(Data excerpts)
=====

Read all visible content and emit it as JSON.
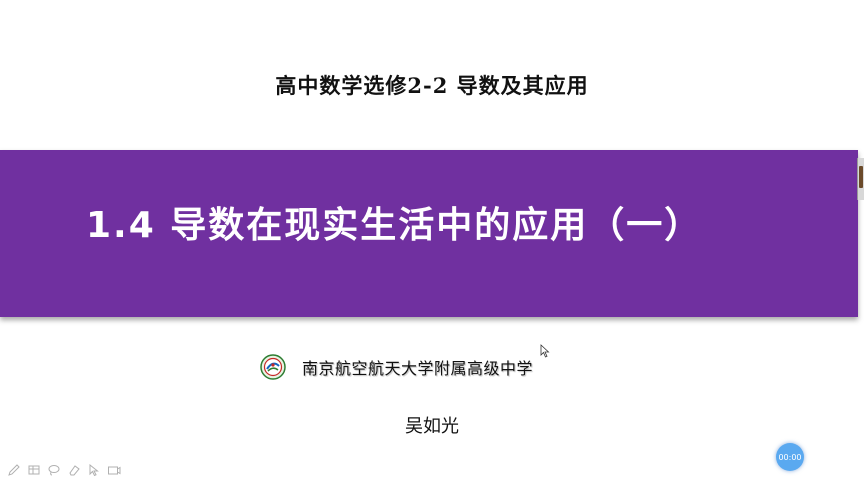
{
  "slide": {
    "subtitle": "高中数学选修2-2 导数及其应用",
    "title": "1.4 导数在现实生活中的应用（一）",
    "school_name": "南京航空航天大学附属高级中学",
    "author": "吴如光",
    "band_color": "#7030a0"
  },
  "player": {
    "timer": "00:00",
    "tools": [
      "pen-icon",
      "table-icon",
      "lasso-icon",
      "eraser-icon",
      "pointer-icon",
      "camera-icon"
    ]
  }
}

=====

**Task instructions:** Using the data above, print every line exactly, omitting pictures.

**Reply to the exercise:**
Read all visible content and emit it as JSON.
{
  "slide": {
    "subtitle": "高中数学选修2-2 导数及其应用",
    "title": "1.4 导数在现实生活中的应用（一）",
    "school_name": "南京航空航天大学附属高级中学",
    "author": "吴如光",
    "band_color": "#7030a0"
  },
  "player": {
    "timer": "00:00",
    "tools": [
      "pen-icon",
      "table-icon",
      "lasso-icon",
      "eraser-icon",
      "pointer-icon",
      "camera-icon"
    ]
  }
}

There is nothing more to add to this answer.